### Job:
Filter for the word "NICU" and keep each matching line.

### Stored data:
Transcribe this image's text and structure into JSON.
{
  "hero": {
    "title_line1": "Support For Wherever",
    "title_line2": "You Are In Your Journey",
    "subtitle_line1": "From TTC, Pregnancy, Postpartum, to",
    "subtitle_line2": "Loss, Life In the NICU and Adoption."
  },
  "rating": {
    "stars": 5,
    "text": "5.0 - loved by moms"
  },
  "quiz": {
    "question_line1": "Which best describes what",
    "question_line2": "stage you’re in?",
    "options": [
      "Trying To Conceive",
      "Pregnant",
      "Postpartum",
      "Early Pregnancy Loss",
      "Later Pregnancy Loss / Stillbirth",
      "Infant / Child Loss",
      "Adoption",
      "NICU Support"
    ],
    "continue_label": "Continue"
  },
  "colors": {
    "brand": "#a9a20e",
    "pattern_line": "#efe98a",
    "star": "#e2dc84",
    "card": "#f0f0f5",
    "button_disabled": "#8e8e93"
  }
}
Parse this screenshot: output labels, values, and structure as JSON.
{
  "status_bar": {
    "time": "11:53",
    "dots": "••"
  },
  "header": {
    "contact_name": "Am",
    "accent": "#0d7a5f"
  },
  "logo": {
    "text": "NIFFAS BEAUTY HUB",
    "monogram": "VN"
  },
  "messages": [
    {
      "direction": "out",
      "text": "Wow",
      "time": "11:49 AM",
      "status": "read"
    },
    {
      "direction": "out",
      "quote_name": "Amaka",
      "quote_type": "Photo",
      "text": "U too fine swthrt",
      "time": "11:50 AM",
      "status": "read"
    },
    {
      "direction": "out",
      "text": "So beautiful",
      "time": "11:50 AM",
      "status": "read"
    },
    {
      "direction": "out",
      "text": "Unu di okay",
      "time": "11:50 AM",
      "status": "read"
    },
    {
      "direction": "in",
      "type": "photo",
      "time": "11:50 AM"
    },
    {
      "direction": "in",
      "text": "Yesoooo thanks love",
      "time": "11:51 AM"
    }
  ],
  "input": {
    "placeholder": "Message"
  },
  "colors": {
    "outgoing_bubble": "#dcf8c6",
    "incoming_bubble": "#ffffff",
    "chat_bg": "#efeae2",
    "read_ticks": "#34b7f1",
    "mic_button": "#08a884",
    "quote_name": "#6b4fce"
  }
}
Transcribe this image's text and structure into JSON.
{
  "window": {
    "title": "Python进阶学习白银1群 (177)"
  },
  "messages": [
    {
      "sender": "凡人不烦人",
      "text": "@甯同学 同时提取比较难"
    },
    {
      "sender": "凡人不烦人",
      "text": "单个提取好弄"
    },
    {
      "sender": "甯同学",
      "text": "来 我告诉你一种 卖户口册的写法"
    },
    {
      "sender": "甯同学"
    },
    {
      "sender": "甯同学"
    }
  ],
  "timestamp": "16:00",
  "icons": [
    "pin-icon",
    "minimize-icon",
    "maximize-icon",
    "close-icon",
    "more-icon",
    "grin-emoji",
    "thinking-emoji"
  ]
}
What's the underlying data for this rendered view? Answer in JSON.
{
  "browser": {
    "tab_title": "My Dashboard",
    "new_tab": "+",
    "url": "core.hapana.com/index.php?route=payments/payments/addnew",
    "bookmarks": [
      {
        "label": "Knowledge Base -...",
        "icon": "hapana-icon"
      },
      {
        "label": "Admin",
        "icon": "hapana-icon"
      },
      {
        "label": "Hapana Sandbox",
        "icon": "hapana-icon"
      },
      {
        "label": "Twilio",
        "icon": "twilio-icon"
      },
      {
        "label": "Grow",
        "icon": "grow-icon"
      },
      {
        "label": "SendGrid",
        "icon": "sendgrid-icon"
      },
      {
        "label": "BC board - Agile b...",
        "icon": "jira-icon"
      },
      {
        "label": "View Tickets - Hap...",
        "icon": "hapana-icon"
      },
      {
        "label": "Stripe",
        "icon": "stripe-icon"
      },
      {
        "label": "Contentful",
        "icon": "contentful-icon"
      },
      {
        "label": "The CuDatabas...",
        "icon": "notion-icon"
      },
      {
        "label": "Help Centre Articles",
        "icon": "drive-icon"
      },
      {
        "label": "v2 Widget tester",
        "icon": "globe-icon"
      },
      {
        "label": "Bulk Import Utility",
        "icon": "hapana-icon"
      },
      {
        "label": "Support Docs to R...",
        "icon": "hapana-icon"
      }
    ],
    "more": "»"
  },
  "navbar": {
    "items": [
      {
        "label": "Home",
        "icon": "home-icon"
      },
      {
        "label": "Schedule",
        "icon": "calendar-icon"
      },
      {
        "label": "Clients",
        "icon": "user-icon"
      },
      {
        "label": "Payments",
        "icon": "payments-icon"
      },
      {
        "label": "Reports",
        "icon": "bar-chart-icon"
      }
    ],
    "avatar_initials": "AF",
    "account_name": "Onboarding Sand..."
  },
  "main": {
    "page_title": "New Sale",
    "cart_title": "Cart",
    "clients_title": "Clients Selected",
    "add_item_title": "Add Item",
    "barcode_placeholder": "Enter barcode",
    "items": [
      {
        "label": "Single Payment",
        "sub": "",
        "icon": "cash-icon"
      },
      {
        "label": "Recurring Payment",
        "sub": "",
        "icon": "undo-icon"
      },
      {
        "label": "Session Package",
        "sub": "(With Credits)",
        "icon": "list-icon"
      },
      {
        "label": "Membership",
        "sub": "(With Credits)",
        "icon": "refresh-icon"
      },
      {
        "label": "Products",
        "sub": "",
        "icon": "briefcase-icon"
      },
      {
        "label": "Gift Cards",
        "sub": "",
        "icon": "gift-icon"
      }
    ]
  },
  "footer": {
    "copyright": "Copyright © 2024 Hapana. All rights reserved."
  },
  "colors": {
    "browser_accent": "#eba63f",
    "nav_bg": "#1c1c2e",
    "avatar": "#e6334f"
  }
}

### Response:
    "subtitle_line2": "Loss, Life In the NICU and Adoption."
      "NICU Support"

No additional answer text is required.